(Entries with figure data)
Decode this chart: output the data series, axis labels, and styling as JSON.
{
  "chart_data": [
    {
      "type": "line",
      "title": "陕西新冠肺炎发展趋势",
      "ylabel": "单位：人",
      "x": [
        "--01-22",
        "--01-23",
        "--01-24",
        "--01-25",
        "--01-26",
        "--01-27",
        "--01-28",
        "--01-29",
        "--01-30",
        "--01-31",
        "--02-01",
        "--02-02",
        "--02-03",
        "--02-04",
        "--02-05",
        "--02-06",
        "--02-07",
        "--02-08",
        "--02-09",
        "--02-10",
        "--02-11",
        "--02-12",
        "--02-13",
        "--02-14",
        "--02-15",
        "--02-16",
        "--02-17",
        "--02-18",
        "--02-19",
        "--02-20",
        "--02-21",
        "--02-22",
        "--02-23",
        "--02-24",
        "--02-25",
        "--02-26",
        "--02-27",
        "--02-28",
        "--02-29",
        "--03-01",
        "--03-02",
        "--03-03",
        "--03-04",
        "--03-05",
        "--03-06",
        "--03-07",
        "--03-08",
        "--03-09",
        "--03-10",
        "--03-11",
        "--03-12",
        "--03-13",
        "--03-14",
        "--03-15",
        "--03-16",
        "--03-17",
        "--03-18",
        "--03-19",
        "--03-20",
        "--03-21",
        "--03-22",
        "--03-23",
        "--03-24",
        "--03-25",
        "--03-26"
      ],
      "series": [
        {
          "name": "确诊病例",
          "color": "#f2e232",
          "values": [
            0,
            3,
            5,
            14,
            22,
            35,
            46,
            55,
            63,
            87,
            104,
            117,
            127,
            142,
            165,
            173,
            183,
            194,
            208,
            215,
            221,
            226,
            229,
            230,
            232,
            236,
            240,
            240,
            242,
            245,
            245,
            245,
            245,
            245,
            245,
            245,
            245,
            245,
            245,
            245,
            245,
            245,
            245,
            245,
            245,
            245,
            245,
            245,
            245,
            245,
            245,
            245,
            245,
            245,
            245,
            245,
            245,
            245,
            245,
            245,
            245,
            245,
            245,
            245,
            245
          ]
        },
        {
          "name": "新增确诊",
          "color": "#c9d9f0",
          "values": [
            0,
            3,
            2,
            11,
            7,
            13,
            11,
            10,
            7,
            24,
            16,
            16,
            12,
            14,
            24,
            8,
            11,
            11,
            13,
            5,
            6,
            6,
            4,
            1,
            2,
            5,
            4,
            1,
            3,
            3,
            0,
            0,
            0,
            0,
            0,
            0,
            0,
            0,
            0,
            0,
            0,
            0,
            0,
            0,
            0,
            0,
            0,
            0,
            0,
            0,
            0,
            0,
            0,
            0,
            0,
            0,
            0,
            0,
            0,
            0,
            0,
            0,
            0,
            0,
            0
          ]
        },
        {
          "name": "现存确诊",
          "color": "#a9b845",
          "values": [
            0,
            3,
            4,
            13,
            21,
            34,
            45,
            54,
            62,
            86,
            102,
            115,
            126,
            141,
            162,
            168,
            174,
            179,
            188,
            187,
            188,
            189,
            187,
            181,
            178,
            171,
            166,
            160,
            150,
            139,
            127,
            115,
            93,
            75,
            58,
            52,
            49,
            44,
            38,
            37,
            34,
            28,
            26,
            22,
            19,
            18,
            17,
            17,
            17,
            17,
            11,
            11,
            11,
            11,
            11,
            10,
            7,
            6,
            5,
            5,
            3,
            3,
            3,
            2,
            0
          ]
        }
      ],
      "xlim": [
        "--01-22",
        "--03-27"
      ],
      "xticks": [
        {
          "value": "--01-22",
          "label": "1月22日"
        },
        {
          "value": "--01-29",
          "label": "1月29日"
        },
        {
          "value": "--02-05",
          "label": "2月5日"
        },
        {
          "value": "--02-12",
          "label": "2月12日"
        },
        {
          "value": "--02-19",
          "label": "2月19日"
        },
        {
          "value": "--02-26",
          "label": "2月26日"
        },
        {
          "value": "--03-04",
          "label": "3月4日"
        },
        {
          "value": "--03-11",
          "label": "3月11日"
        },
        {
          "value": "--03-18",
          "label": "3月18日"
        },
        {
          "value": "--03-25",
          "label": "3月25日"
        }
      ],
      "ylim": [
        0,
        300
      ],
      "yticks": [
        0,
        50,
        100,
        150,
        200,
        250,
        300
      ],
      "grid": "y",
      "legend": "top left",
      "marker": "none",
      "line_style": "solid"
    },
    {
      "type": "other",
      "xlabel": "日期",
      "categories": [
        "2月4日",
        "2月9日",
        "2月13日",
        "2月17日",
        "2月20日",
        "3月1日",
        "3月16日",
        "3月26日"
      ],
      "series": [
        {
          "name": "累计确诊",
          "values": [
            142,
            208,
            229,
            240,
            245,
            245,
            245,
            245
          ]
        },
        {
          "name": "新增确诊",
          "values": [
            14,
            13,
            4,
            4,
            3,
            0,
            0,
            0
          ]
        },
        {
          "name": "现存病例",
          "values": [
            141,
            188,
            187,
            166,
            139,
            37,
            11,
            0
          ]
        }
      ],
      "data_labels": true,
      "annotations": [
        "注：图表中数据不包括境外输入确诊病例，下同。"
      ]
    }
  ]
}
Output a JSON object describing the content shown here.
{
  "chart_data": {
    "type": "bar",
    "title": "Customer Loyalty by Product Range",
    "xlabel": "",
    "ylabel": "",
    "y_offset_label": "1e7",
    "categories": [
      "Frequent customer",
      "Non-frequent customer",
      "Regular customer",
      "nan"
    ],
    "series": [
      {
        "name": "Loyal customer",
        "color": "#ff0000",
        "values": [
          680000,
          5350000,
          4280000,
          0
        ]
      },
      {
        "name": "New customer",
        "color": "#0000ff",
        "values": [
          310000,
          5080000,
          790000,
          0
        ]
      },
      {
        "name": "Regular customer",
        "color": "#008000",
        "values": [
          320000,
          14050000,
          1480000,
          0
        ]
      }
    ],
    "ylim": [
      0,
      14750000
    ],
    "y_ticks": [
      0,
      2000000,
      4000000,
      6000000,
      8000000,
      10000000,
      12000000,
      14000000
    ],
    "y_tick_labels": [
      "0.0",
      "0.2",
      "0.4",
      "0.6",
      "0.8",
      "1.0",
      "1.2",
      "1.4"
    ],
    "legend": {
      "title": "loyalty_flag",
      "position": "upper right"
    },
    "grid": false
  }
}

- WRITTEN EXERCISE -
Repeat, without change, each line of the data above from the one that contains "Output a JSON" through the final line, counting both.

- REPLY -
Output a JSON object describing the content shown here.
{
  "chart_data": {
    "type": "bar",
    "title": "Customer Loyalty by Product Range",
    "xlabel": "",
    "ylabel": "",
    "y_offset_label": "1e7",
    "categories": [
      "Frequent customer",
      "Non-frequent customer",
      "Regular customer",
      "nan"
    ],
    "series": [
      {
        "name": "Loyal customer",
        "color": "#ff0000",
        "values": [
          680000,
          5350000,
          4280000,
          0
        ]
      },
      {
        "name": "New customer",
        "color": "#0000ff",
        "values": [
          310000,
          5080000,
          790000,
          0
        ]
      },
      {
        "name": "Regular customer",
        "color": "#008000",
        "values": [
          320000,
          14050000,
          1480000,
          0
        ]
      }
    ],
    "ylim": [
      0,
      14750000
    ],
    "y_ticks": [
      0,
      2000000,
      4000000,
      6000000,
      8000000,
      10000000,
      12000000,
      14000000
    ],
    "y_tick_labels": [
      "0.0",
      "0.2",
      "0.4",
      "0.6",
      "0.8",
      "1.0",
      "1.2",
      "1.4"
    ],
    "legend": {
      "title": "loyalty_flag",
      "position": "upper right"
    },
    "grid": false
  }
}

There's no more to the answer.